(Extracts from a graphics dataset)
>> Start

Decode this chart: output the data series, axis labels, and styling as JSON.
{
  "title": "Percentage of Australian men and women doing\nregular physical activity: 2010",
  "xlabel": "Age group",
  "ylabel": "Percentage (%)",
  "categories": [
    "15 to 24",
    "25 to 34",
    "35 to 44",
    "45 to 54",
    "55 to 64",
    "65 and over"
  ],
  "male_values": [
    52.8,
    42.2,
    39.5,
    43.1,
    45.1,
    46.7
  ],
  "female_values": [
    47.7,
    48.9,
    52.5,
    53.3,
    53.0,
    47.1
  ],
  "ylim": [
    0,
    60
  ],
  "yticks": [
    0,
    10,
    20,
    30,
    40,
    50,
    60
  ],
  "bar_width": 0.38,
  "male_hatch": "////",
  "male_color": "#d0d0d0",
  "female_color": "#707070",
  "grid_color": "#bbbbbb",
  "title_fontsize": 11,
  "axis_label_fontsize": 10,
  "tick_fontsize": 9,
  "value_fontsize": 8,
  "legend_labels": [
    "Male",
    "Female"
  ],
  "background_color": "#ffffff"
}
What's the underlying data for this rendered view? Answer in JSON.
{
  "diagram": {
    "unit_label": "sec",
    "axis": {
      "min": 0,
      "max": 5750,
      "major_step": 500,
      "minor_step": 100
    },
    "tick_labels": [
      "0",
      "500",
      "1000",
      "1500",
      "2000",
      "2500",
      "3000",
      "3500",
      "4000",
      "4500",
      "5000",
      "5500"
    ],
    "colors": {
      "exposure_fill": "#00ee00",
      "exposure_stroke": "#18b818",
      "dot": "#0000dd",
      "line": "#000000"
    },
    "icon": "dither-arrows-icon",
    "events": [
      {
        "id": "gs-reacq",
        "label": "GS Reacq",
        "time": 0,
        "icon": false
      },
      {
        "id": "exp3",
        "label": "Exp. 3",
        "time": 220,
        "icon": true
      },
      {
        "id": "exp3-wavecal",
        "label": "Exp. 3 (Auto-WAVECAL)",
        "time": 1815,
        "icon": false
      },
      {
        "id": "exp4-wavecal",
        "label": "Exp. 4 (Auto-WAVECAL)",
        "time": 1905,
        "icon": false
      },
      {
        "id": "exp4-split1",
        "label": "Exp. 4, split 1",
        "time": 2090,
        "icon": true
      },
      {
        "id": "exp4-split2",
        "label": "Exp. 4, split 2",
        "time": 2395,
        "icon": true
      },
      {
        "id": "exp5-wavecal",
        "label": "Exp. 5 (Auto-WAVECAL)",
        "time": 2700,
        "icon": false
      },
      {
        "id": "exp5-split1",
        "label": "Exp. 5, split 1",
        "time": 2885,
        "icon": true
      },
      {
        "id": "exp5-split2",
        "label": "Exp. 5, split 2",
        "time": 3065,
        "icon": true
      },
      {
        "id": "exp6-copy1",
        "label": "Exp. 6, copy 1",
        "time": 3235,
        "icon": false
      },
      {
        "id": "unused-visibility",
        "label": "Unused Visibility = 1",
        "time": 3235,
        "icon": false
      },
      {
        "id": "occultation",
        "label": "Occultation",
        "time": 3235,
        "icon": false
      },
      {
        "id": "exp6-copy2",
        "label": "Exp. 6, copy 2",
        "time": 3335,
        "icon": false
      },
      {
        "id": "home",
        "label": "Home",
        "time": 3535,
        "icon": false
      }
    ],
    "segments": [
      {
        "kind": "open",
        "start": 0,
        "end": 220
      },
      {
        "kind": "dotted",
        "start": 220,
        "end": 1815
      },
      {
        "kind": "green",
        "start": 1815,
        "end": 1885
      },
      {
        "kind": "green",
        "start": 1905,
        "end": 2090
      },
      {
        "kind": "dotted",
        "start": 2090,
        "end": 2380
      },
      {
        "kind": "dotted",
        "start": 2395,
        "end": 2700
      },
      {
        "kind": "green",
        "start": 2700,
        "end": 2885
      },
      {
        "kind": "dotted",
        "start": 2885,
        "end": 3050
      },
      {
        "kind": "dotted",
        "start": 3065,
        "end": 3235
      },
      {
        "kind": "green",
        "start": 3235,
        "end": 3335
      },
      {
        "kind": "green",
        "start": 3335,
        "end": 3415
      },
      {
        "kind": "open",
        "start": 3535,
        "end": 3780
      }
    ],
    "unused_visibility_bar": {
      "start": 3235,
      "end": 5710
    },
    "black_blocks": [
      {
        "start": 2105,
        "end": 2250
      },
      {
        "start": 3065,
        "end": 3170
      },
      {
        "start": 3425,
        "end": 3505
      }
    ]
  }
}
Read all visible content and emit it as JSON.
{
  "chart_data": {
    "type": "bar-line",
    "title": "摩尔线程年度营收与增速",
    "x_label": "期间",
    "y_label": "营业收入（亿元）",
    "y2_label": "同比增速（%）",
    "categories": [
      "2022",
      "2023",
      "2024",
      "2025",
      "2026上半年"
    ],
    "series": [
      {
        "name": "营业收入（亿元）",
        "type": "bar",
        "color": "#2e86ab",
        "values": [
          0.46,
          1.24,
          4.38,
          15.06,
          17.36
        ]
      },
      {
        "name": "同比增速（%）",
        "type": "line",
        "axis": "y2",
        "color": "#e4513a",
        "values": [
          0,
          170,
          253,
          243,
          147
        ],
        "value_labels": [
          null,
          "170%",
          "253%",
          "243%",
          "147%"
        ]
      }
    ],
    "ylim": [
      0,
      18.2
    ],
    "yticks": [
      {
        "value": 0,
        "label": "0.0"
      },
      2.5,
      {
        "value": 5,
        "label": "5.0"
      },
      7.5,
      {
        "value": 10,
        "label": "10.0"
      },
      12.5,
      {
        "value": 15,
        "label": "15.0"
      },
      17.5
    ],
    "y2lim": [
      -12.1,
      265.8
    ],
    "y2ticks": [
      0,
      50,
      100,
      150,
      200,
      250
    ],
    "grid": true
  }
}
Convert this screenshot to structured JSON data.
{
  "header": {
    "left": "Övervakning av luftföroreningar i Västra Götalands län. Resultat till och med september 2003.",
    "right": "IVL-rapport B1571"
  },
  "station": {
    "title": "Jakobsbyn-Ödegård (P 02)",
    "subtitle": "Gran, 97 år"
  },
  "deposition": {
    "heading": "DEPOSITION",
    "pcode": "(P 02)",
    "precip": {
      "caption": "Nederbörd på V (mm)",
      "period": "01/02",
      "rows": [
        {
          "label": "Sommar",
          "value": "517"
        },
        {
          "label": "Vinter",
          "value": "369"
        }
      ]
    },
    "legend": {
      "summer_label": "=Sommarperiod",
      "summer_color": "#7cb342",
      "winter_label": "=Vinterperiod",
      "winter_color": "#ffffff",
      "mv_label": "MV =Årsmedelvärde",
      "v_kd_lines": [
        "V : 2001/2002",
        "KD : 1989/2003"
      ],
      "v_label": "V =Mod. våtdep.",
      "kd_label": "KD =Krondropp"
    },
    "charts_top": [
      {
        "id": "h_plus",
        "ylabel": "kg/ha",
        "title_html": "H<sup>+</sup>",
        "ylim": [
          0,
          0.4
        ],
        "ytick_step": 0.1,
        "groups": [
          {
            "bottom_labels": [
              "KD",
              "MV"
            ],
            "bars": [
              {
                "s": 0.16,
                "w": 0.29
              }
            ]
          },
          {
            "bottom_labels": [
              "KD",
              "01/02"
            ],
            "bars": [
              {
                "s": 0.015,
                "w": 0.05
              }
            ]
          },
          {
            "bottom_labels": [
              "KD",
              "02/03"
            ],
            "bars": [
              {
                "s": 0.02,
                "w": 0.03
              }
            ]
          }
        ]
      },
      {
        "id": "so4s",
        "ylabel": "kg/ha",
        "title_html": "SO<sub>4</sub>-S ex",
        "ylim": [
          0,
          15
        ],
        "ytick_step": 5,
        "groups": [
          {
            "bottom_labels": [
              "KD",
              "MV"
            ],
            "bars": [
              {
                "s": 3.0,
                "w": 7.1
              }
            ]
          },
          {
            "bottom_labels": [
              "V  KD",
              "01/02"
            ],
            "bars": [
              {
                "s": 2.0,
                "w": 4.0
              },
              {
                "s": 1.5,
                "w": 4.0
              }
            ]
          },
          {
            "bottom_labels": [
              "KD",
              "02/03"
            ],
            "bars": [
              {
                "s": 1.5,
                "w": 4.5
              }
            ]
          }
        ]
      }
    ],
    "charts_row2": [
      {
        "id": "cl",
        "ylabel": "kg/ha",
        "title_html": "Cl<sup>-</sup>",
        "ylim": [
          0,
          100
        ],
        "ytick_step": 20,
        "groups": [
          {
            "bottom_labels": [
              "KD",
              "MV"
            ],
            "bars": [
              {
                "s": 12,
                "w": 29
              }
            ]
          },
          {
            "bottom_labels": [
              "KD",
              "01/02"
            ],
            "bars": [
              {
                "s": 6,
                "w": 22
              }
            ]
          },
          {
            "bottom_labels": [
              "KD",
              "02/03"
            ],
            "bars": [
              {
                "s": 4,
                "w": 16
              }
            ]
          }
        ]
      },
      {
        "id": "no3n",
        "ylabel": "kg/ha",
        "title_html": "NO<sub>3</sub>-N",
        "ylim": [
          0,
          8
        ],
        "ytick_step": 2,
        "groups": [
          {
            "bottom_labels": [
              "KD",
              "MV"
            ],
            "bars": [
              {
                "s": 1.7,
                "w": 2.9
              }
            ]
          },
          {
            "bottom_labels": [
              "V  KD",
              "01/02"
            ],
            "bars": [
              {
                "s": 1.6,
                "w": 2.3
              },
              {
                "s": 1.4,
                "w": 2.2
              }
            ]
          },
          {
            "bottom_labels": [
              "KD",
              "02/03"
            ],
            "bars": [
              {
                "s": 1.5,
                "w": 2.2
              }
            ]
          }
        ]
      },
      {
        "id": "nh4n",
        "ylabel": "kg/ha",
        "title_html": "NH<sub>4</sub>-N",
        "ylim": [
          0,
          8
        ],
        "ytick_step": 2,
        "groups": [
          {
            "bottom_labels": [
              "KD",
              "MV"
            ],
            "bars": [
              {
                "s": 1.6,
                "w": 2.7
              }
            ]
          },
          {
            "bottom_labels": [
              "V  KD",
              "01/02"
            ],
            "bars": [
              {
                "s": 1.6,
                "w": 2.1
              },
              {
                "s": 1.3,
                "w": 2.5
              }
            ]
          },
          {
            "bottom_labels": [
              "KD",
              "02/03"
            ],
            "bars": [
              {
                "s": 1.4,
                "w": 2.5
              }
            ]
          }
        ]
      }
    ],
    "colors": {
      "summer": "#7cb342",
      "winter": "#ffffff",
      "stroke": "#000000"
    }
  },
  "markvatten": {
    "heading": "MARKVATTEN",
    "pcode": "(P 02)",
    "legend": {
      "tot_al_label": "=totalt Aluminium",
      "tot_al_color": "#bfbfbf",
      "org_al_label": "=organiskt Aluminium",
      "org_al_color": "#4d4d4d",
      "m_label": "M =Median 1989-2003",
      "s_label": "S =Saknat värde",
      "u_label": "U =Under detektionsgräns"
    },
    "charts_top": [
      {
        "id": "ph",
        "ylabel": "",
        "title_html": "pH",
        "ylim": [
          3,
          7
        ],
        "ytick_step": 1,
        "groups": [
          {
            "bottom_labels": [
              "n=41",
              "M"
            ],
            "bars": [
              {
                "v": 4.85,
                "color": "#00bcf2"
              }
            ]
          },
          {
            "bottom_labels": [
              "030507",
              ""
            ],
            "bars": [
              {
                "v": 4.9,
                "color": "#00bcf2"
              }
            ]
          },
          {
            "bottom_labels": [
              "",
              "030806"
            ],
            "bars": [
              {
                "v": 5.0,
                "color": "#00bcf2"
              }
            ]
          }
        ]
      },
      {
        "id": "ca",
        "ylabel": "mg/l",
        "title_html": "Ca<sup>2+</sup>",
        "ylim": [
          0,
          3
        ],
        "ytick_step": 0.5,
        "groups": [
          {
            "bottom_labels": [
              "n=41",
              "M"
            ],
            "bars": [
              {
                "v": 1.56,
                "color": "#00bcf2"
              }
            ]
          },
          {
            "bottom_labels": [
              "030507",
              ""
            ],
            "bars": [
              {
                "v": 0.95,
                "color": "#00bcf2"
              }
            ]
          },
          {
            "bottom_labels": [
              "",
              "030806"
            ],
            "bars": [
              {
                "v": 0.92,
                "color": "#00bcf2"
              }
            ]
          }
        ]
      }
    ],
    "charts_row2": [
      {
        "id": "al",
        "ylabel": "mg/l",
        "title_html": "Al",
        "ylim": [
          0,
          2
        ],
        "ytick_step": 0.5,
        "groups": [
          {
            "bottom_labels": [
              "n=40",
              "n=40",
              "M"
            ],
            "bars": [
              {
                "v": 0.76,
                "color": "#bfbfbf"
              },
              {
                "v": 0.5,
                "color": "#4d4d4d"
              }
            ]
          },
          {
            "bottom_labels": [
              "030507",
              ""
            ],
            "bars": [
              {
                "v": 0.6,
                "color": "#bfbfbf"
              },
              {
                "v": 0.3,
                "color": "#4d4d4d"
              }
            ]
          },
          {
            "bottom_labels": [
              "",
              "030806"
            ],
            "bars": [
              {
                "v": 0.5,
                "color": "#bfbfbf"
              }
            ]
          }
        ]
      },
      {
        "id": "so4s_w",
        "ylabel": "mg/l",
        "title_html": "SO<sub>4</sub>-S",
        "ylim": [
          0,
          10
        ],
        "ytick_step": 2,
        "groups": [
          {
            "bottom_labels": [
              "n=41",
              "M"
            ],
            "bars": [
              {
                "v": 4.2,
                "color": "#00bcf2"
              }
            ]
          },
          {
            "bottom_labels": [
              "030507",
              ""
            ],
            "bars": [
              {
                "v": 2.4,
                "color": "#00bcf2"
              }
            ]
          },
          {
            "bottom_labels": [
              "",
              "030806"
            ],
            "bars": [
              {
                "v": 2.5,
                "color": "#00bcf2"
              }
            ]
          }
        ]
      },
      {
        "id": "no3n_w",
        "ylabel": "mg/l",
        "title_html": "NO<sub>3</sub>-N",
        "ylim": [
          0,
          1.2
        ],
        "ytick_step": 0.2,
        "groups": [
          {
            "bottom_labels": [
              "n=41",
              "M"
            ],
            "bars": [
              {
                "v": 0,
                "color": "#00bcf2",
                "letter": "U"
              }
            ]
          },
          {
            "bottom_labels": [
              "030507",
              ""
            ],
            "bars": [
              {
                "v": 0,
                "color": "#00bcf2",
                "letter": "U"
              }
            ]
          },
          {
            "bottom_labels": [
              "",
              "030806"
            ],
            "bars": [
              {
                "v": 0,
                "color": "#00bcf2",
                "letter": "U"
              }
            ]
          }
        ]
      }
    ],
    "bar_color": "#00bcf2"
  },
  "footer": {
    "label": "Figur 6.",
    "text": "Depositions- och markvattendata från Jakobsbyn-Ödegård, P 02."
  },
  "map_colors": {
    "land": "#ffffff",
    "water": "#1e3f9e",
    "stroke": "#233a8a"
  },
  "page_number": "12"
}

>> End

◆ Goal
Your answer should be one number: how many lines in the material above contain the string "JSON".

◆ Complete answer
4